Copy all the material below, exactly as it stands.

##### Materials provided

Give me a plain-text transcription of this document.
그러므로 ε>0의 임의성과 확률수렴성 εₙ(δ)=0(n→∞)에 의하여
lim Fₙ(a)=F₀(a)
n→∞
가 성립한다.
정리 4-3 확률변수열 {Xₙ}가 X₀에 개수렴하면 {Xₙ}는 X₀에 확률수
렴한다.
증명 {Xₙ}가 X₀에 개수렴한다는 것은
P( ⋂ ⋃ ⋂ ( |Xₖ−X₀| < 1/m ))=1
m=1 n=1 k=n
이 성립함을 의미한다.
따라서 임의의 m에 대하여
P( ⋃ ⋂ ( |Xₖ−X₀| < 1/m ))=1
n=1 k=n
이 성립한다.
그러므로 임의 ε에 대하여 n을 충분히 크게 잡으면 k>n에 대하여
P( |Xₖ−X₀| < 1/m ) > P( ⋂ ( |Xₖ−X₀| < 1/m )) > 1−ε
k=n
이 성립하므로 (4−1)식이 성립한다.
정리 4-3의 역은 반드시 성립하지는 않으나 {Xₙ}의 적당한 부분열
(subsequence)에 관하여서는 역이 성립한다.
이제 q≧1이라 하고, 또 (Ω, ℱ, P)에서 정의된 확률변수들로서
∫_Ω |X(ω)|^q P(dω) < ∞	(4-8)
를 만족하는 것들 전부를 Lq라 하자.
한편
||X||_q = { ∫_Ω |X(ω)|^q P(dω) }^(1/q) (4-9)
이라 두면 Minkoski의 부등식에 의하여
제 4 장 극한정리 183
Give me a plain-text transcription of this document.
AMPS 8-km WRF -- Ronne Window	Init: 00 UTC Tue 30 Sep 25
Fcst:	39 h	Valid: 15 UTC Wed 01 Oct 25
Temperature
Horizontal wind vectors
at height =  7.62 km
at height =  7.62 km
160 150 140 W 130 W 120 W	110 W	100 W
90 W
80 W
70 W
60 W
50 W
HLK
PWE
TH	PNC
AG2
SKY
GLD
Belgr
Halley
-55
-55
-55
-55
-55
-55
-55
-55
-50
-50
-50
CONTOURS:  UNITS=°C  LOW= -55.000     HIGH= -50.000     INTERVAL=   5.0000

##########

* [Answer below]
Give me a plain-text transcription of this document.
그러므로 ε>0의 임의성과 확률수렴성 εₙ(δ)=0(n→∞)에 의하여
lim Fₙ(a)=F₀(a)
n→∞
가 성립한다.
정리 4-3 확률변수열 {Xₙ}가 X₀에 개수렴하면 {Xₙ}는 X₀에 확률수
렴한다.
증명 {Xₙ}가 X₀에 개수렴한다는 것은
P( ⋂ ⋃ ⋂ ( |Xₖ−X₀| < 1/m ))=1
m=1 n=1 k=n
이 성립함을 의미한다.
따라서 임의의 m에 대하여
P( ⋃ ⋂ ( |Xₖ−X₀| < 1/m ))=1
n=1 k=n
이 성립한다.
그러므로 임의 ε에 대하여 n을 충분히 크게 잡으면 k>n에 대하여
P( |Xₖ−X₀| < 1/m ) > P( ⋂ ( |Xₖ−X₀| < 1/m )) > 1−ε
k=n
이 성립하므로 (4−1)식이 성립한다.
정리 4-3의 역은 반드시 성립하지는 않으나 {Xₙ}의 적당한 부분열
(subsequence)에 관하여서는 역이 성립한다.
이제 q≧1이라 하고, 또 (Ω, ℱ, P)에서 정의된 확률변수들로서
∫_Ω |X(ω)|^q P(dω) < ∞	(4-8)
를 만족하는 것들 전부를 Lq라 하자.
한편
||X||_q = { ∫_Ω |X(ω)|^q P(dω) }^(1/q) (4-9)
이라 두면 Minkoski의 부등식에 의하여
제 4 장 극한정리 183
Give me a plain-text transcription of this document.
AMPS 8-km WRF -- Ronne Window	Init: 00 UTC Tue 30 Sep 25
Fcst:	39 h	Valid: 15 UTC Wed 01 Oct 25
Temperature
Horizontal wind vectors
at height =  7.62 km
at height =  7.62 km
160 150 140 W 130 W 120 W	110 W	100 W
90 W
80 W
70 W
60 W
50 W
HLK
PWE
TH	PNC
AG2
SKY
GLD
Belgr
Halley
-55
-55
-55
-55
-55
-55
-55
-55
-50
-50
-50
CONTOURS:  UNITS=°C  LOW= -55.000     HIGH= -50.000     INTERVAL=   5.0000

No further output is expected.